Input for this task
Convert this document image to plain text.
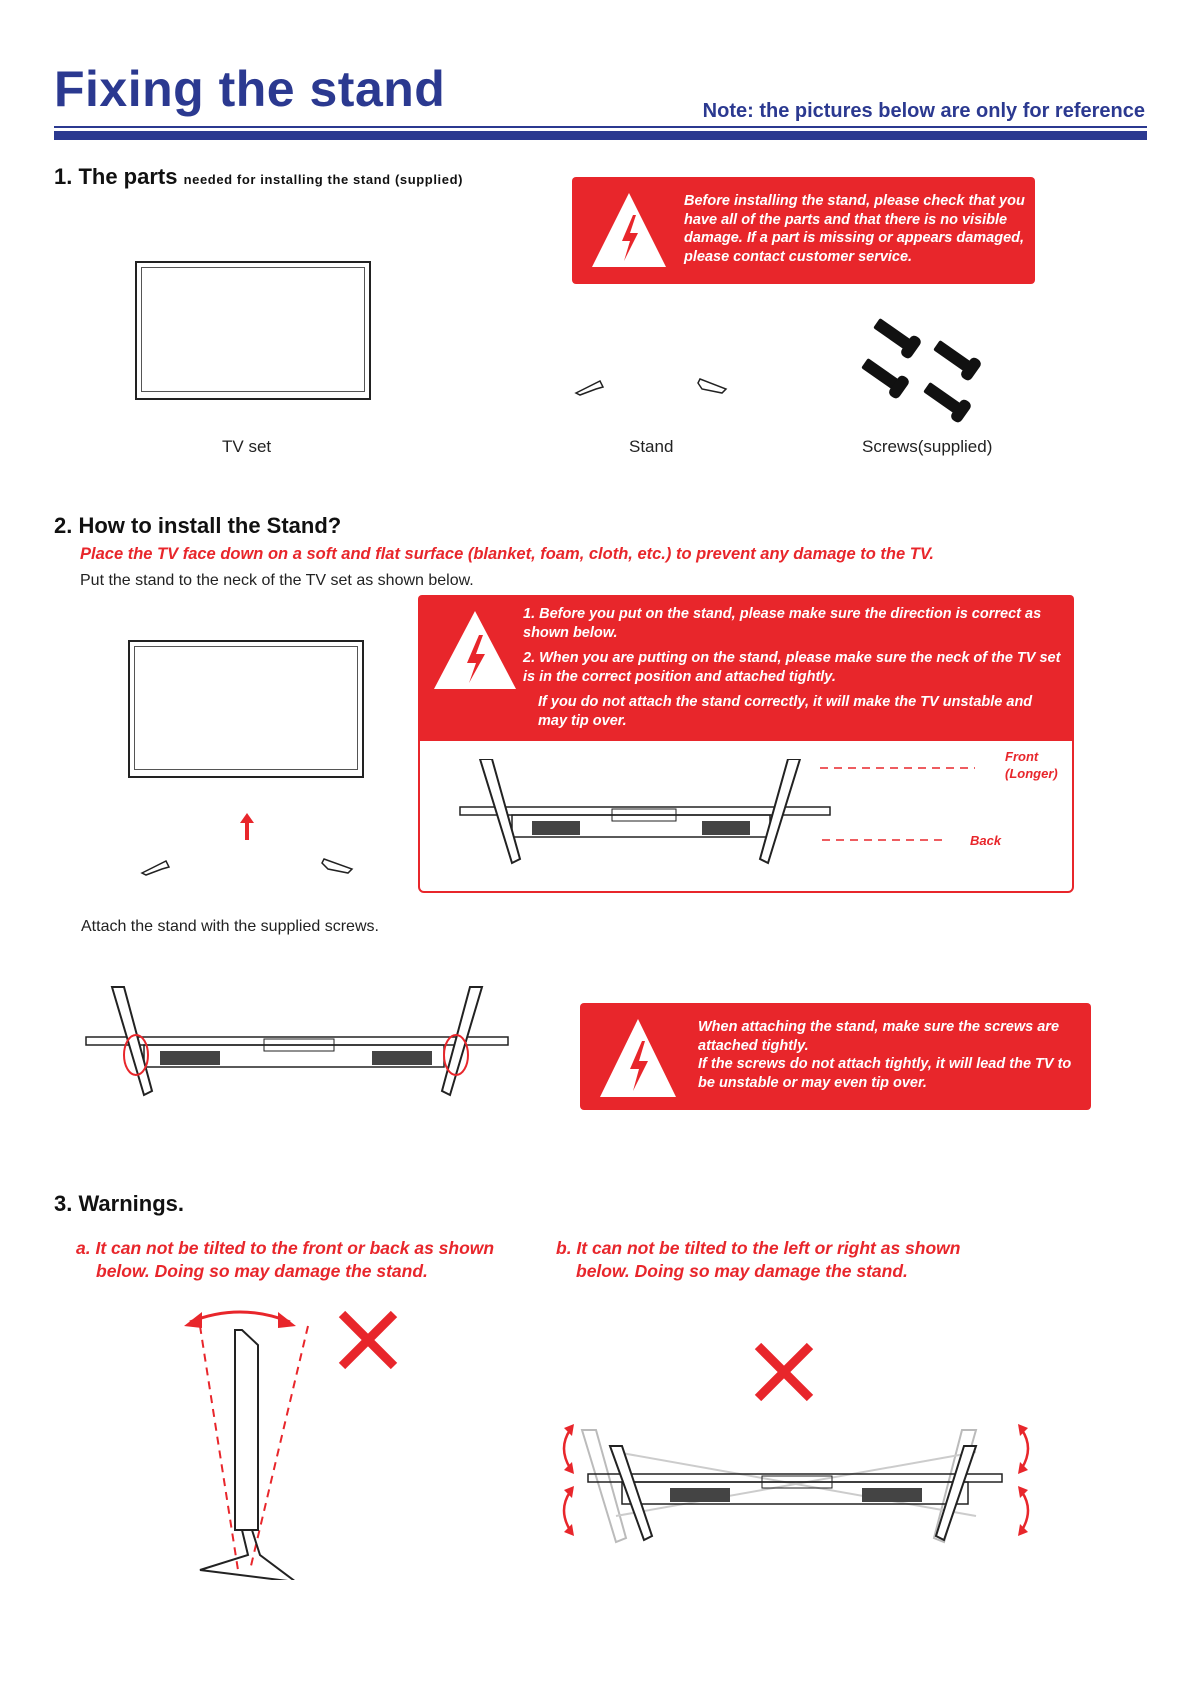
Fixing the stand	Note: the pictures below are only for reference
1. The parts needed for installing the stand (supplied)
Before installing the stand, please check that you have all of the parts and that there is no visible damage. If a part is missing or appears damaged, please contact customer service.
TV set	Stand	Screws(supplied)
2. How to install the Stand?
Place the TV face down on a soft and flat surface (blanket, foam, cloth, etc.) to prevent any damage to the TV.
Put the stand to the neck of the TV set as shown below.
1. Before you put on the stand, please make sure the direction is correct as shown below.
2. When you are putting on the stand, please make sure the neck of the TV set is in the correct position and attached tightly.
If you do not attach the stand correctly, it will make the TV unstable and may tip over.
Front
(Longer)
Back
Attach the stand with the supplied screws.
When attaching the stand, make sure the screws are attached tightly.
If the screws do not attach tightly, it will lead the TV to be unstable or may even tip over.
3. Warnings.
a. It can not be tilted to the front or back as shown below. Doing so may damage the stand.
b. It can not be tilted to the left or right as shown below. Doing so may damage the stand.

---

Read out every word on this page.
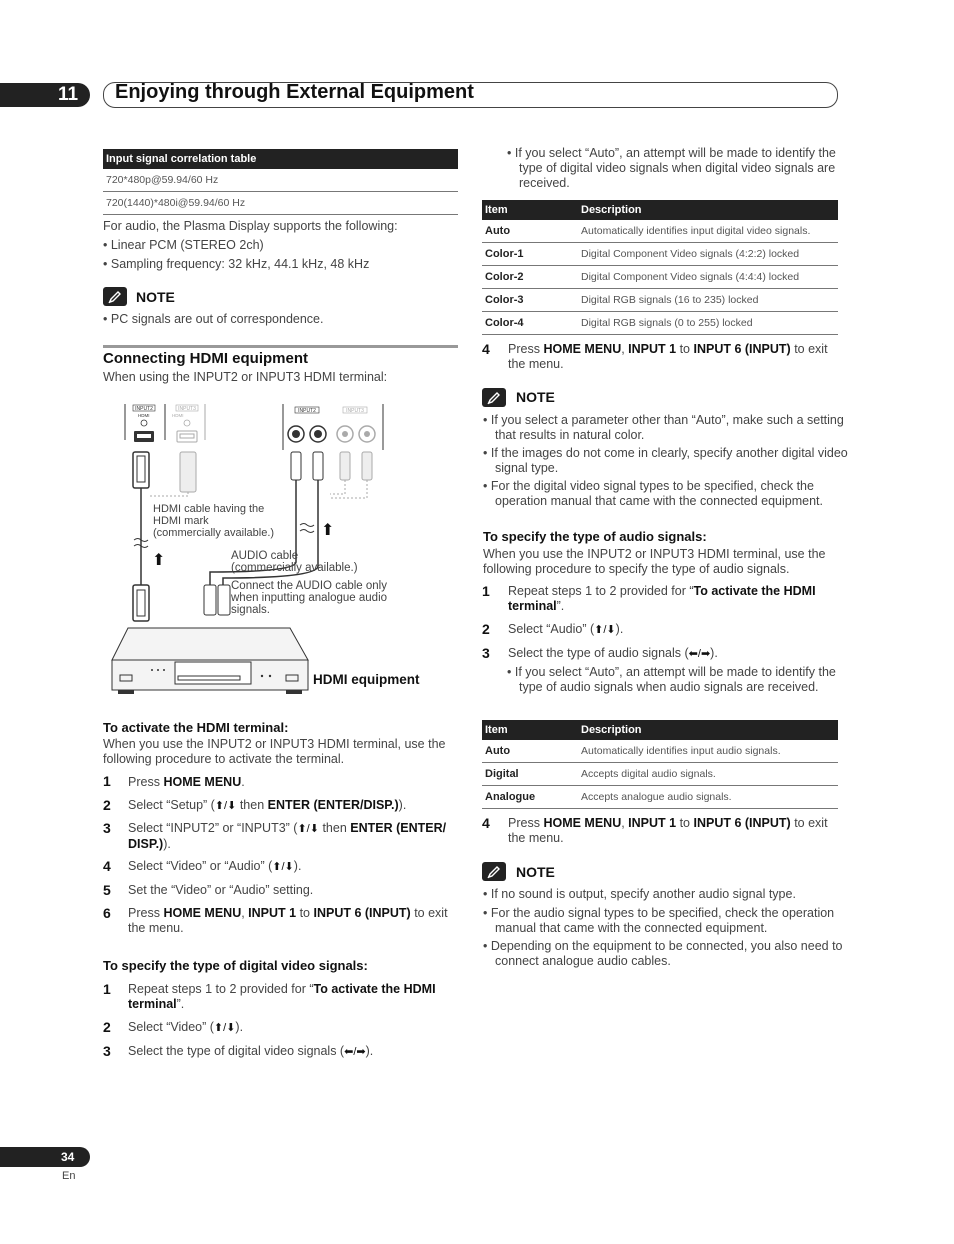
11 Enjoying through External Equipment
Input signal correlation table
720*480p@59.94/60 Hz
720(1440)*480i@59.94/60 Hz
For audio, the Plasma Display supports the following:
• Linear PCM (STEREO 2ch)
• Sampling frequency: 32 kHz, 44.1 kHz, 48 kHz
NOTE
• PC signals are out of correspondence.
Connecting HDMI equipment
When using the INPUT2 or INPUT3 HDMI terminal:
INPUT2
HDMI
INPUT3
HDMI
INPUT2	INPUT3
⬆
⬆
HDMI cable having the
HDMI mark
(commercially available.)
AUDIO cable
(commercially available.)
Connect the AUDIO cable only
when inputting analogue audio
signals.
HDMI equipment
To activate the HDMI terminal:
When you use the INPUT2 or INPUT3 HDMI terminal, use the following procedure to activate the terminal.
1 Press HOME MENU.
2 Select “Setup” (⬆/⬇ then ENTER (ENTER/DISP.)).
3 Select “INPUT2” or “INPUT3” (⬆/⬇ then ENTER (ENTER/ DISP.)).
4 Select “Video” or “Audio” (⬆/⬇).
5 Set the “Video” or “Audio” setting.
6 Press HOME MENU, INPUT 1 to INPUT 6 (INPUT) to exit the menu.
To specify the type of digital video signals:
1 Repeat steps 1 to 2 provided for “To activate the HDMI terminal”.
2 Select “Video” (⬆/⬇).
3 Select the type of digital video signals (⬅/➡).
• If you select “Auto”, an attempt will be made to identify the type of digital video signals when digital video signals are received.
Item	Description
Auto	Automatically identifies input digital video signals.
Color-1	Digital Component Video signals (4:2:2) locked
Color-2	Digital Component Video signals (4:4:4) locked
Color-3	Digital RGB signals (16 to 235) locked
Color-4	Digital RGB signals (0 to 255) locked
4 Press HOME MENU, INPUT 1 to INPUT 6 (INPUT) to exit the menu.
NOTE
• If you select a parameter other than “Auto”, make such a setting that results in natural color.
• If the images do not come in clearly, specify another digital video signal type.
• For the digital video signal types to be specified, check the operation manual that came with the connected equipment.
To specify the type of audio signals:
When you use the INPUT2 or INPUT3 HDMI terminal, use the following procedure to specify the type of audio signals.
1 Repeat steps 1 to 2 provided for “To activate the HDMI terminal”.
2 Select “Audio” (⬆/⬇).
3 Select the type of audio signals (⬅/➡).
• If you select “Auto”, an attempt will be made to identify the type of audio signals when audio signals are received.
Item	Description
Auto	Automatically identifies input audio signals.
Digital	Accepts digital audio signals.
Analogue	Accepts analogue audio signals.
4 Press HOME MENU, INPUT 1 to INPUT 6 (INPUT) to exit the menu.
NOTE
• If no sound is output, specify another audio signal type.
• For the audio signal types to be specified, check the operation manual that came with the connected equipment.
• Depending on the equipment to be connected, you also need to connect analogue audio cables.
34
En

...

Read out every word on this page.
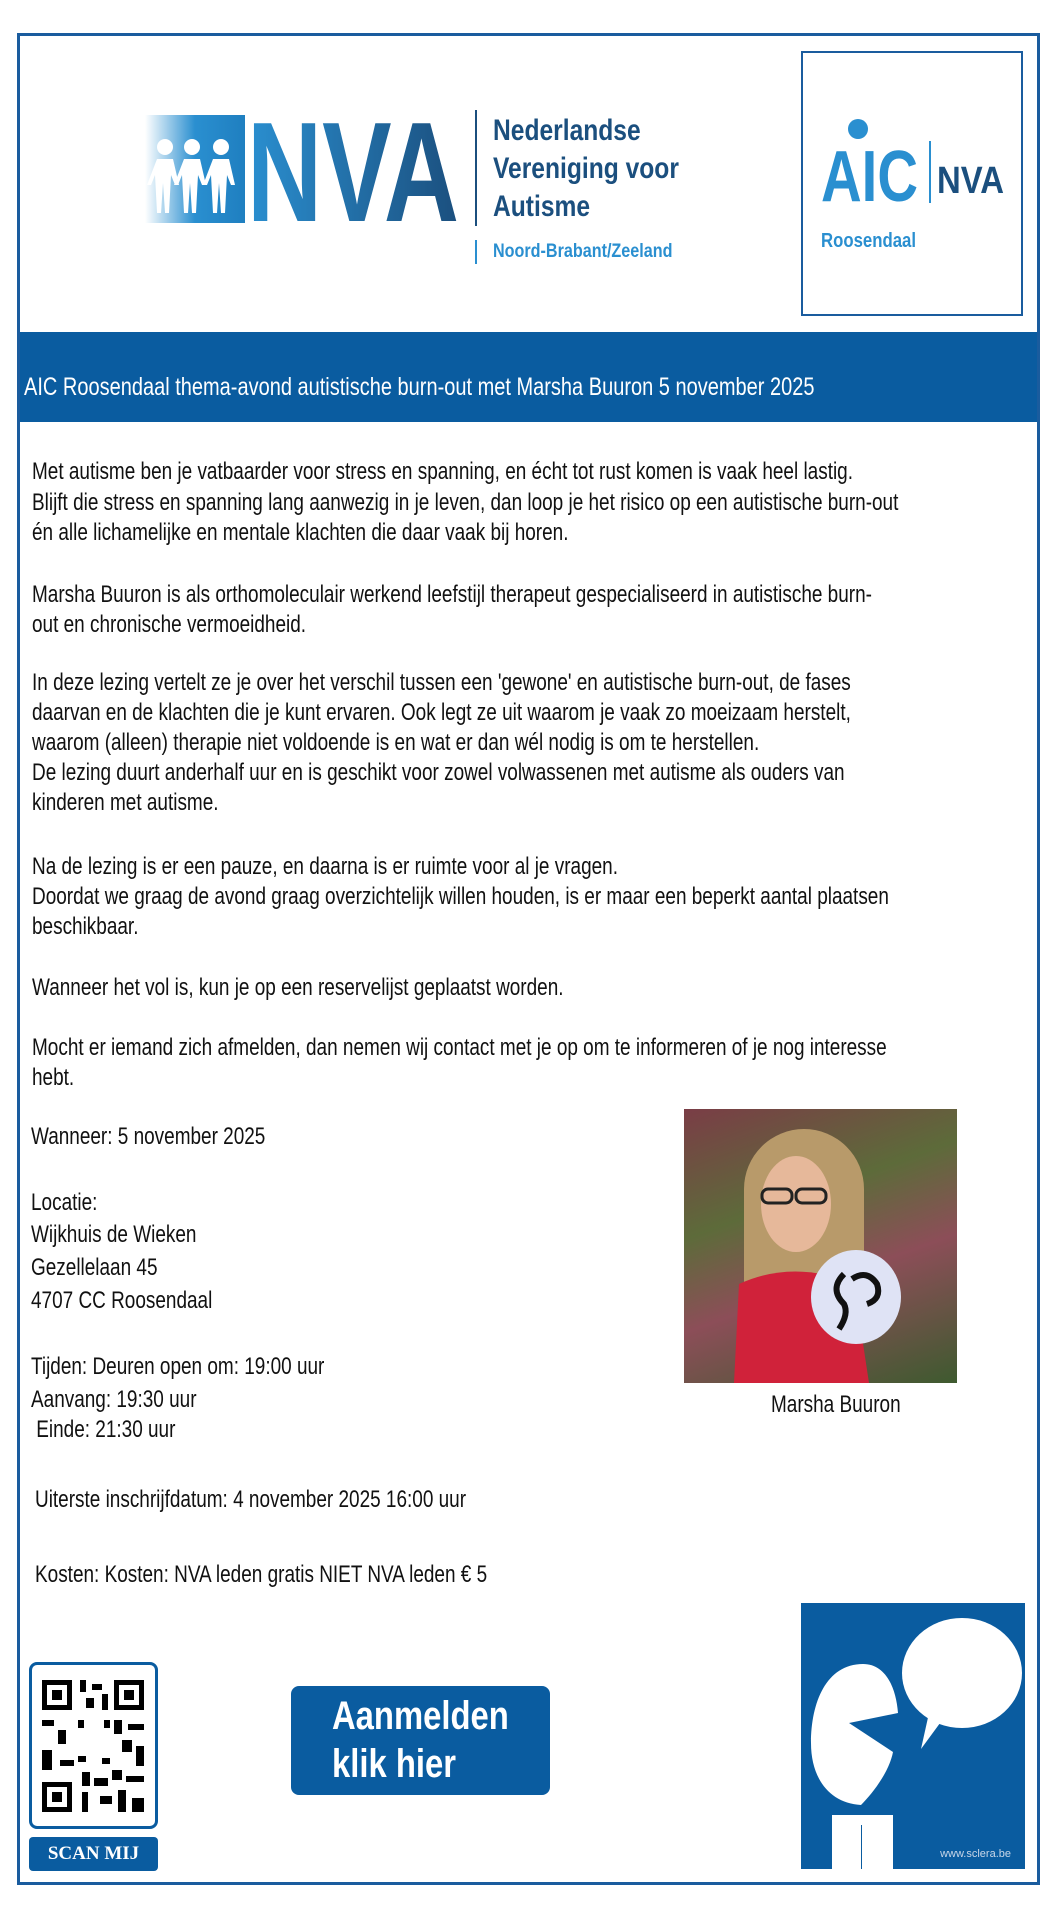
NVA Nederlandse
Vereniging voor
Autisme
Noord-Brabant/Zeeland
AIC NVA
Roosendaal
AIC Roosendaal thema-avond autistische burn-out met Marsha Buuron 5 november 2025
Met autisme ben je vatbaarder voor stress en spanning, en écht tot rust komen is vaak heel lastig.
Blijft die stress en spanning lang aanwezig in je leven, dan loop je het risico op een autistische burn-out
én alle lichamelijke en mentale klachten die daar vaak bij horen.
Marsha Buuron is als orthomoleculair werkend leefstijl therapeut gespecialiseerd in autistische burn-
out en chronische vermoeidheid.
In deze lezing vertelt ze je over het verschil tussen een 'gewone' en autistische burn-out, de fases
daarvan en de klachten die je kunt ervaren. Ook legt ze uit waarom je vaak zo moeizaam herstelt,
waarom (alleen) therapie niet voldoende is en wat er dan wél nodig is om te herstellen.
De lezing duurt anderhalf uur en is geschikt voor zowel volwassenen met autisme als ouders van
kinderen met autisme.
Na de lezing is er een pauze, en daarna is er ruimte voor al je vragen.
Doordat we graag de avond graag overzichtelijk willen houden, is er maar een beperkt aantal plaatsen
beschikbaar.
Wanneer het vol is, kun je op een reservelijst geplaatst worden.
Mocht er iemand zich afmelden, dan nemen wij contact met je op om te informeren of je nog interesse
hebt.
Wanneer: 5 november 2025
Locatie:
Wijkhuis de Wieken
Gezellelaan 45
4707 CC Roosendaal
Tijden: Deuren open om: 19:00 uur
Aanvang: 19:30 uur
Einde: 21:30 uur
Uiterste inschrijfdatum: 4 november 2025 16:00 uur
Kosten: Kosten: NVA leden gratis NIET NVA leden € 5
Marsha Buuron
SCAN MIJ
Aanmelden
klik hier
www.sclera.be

Job
Copy, from the material above, each line in which the string "Accepts" occurs.

Result
Digital	Accepts digital audio signals.
Analogue	Accepts analogue audio signals.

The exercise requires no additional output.